▸ **WHAT TO WORK ON**
Print the line containing "Convert this screenshot" and each line after it through the end, please, with nothing added.

--- Start ---

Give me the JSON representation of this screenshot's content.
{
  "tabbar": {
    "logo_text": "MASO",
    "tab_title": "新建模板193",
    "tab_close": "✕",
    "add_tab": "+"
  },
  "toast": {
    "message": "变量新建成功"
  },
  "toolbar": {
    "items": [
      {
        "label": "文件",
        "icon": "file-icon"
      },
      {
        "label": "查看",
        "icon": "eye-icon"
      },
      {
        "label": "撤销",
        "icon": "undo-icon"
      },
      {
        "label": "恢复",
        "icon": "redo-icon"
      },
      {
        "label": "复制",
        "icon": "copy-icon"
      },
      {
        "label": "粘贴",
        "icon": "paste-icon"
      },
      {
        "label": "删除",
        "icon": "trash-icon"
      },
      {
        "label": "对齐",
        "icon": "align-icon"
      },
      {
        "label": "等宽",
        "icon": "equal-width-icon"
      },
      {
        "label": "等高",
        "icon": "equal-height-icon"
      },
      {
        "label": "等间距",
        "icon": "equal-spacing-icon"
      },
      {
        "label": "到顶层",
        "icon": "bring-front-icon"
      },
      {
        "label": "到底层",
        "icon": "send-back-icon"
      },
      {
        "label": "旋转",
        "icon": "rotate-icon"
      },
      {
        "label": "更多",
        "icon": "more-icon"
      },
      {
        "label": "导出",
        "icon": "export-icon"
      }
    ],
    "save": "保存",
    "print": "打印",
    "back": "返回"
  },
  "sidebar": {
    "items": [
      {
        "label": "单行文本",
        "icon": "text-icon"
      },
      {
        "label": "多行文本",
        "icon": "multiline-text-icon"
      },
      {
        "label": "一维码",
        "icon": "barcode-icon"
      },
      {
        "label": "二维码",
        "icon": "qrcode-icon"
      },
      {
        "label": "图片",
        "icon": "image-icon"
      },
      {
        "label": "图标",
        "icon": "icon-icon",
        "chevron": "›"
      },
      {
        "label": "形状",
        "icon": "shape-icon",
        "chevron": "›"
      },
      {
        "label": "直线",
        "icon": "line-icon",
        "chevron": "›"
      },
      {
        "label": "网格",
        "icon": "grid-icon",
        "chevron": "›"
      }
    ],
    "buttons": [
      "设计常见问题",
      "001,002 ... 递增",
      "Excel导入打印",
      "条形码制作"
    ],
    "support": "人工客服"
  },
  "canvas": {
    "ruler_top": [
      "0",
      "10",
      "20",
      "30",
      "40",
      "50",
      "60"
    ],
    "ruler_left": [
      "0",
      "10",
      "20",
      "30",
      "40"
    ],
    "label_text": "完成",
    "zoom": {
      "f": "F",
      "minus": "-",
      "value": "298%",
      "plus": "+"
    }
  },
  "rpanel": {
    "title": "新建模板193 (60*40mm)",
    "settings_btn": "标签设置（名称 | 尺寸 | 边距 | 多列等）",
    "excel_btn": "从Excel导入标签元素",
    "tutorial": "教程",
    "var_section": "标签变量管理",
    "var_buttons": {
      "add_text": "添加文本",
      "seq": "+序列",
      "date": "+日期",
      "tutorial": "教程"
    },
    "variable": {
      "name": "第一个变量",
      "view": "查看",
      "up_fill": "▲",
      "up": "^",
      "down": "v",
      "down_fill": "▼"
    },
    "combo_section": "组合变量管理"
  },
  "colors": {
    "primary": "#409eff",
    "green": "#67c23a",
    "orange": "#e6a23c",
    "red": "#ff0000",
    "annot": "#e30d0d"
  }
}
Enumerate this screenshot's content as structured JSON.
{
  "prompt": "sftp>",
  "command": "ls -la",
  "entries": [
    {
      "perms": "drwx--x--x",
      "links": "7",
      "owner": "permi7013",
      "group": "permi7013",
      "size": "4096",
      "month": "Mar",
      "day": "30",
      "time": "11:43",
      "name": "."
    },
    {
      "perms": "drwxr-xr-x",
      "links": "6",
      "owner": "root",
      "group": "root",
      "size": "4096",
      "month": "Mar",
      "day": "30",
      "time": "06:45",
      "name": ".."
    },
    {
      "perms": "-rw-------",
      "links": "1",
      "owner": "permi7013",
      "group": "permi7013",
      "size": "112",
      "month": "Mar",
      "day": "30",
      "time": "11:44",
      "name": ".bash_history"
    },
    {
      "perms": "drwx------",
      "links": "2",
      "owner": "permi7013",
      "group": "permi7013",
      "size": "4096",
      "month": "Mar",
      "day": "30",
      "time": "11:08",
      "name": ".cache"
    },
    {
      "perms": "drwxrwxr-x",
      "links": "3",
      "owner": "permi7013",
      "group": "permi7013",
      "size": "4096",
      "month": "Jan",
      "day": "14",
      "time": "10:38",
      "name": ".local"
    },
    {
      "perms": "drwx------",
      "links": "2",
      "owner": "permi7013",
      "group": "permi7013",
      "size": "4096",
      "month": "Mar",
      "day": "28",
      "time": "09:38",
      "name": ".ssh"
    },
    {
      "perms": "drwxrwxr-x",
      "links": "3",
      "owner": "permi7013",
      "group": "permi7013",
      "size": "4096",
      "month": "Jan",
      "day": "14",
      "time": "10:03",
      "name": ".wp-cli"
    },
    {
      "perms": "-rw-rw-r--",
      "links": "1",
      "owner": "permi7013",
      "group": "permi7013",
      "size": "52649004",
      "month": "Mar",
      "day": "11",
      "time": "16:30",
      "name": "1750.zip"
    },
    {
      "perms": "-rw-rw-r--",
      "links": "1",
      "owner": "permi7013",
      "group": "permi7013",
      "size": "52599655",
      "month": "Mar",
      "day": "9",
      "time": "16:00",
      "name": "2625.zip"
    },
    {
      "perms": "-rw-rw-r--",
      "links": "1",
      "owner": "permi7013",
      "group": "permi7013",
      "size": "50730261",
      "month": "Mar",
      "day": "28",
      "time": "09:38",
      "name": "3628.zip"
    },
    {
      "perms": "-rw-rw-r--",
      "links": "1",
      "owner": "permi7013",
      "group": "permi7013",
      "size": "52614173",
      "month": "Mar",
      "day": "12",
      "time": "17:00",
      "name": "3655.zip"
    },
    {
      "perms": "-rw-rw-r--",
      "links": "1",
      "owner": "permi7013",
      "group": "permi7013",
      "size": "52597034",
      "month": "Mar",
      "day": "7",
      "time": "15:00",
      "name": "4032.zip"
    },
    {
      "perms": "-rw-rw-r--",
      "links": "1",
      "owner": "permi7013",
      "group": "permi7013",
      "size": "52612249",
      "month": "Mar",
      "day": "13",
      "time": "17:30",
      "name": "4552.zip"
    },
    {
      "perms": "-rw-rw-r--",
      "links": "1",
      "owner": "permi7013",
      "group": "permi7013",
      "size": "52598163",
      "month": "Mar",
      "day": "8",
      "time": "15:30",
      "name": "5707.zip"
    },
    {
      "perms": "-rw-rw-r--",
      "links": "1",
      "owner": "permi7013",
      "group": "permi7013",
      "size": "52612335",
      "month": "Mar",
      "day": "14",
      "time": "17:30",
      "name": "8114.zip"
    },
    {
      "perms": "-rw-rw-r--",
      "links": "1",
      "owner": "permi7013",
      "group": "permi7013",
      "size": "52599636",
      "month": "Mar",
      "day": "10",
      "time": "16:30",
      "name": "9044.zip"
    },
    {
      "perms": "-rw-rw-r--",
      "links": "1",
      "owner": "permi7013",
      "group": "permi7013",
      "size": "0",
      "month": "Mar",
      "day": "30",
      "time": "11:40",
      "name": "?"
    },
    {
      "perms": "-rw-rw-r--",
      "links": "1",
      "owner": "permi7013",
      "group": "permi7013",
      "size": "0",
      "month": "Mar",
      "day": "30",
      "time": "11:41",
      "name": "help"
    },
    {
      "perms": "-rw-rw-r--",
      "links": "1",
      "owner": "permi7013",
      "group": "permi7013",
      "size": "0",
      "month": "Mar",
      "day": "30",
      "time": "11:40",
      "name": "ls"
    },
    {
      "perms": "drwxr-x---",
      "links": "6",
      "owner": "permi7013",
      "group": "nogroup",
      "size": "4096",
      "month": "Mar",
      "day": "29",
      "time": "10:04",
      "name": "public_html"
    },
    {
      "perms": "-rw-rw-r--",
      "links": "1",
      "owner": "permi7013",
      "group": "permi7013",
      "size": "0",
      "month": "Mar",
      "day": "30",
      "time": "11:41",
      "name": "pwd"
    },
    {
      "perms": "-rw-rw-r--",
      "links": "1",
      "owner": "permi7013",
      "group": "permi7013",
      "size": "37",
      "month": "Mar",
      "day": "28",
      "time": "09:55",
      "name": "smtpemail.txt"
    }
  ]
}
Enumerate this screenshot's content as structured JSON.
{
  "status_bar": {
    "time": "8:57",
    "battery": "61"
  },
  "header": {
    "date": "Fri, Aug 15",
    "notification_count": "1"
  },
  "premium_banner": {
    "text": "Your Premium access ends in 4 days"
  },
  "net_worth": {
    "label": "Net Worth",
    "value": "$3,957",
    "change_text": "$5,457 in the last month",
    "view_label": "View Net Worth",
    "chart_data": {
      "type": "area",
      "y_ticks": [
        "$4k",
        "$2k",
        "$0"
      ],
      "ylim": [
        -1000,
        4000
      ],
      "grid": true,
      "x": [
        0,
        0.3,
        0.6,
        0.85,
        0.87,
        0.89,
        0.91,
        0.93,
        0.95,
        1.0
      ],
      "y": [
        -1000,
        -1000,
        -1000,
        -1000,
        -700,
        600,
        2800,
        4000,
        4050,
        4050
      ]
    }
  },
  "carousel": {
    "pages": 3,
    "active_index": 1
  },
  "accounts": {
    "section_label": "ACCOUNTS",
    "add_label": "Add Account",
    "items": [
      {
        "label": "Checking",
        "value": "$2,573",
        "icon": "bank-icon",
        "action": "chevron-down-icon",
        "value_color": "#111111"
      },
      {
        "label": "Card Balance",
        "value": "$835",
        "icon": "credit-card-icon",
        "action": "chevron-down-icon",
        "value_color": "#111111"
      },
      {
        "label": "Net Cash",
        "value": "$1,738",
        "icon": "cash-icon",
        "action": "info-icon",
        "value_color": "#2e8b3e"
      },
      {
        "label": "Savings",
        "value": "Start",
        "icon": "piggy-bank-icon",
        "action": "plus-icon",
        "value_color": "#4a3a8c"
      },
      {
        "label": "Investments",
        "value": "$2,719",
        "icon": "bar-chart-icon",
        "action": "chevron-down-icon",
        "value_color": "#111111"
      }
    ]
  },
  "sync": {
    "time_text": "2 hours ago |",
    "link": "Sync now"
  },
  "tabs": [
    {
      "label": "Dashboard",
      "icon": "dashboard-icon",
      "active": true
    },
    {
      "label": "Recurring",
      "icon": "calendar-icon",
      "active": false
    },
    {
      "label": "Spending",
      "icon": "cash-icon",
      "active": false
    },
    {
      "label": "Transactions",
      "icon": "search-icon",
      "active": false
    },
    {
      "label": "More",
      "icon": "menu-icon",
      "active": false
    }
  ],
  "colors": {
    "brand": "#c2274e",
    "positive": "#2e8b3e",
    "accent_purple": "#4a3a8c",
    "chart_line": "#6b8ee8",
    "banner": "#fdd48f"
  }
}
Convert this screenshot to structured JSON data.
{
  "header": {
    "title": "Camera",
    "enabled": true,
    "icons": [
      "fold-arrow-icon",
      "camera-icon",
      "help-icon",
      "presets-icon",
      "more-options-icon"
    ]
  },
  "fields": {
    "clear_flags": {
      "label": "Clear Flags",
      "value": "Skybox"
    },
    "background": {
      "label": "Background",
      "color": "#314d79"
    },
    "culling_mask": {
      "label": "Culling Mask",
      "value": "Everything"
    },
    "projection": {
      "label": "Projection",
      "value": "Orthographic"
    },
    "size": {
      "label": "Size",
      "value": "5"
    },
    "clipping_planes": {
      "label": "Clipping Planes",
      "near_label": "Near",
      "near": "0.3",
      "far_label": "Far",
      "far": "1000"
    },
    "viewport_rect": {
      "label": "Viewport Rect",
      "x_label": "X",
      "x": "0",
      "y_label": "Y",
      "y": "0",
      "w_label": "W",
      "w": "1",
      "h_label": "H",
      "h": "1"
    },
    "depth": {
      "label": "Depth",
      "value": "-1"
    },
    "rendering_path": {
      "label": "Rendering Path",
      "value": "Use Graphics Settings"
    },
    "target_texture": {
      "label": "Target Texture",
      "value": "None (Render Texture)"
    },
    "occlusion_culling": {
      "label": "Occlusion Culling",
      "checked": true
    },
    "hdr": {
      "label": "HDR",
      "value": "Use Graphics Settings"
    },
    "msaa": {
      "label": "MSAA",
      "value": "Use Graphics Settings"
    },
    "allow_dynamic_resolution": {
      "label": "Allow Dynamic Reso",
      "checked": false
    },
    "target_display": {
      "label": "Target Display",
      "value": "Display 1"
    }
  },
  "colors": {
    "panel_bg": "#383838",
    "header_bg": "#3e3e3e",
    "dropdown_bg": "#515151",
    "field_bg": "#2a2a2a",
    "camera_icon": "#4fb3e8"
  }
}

--- End ---

▸ **TASK RESPONSE**
Convert this screenshot to structured JSON data.
{
  "header": {
    "title": "Camera",
    "enabled": true,
    "icons": [
      "fold-arrow-icon",
      "camera-icon",
      "help-icon",
      "presets-icon",
      "more-options-icon"
    ]
  },
  "fields": {
    "clear_flags": {
      "label": "Clear Flags",
      "value": "Skybox"
    },
    "background": {
      "label": "Background",
      "color": "#314d79"
    },
    "culling_mask": {
      "label": "Culling Mask",
      "value": "Everything"
    },
    "projection": {
      "label": "Projection",
      "value": "Orthographic"
    },
    "size": {
      "label": "Size",
      "value": "5"
    },
    "clipping_planes": {
      "label": "Clipping Planes",
      "near_label": "Near",
      "near": "0.3",
      "far_label": "Far",
      "far": "1000"
    },
    "viewport_rect": {
      "label": "Viewport Rect",
      "x_label": "X",
      "x": "0",
      "y_label": "Y",
      "y": "0",
      "w_label": "W",
      "w": "1",
      "h_label": "H",
      "h": "1"
    },
    "depth": {
      "label": "Depth",
      "value": "-1"
    },
    "rendering_path": {
      "label": "Rendering Path",
      "value": "Use Graphics Settings"
    },
    "target_texture": {
      "label": "Target Texture",
      "value": "None (Render Texture)"
    },
    "occlusion_culling": {
      "label": "Occlusion Culling",
      "checked": true
    },
    "hdr": {
      "label": "HDR",
      "value": "Use Graphics Settings"
    },
    "msaa": {
      "label": "MSAA",
      "value": "Use Graphics Settings"
    },
    "allow_dynamic_resolution": {
      "label": "Allow Dynamic Reso",
      "checked": false
    },
    "target_display": {
      "label": "Target Display",
      "value": "Display 1"
    }
  },
  "colors": {
    "panel_bg": "#383838",
    "header_bg": "#3e3e3e",
    "dropdown_bg": "#515151",
    "field_bg": "#2a2a2a",
    "camera_icon": "#4fb3e8"
  }
}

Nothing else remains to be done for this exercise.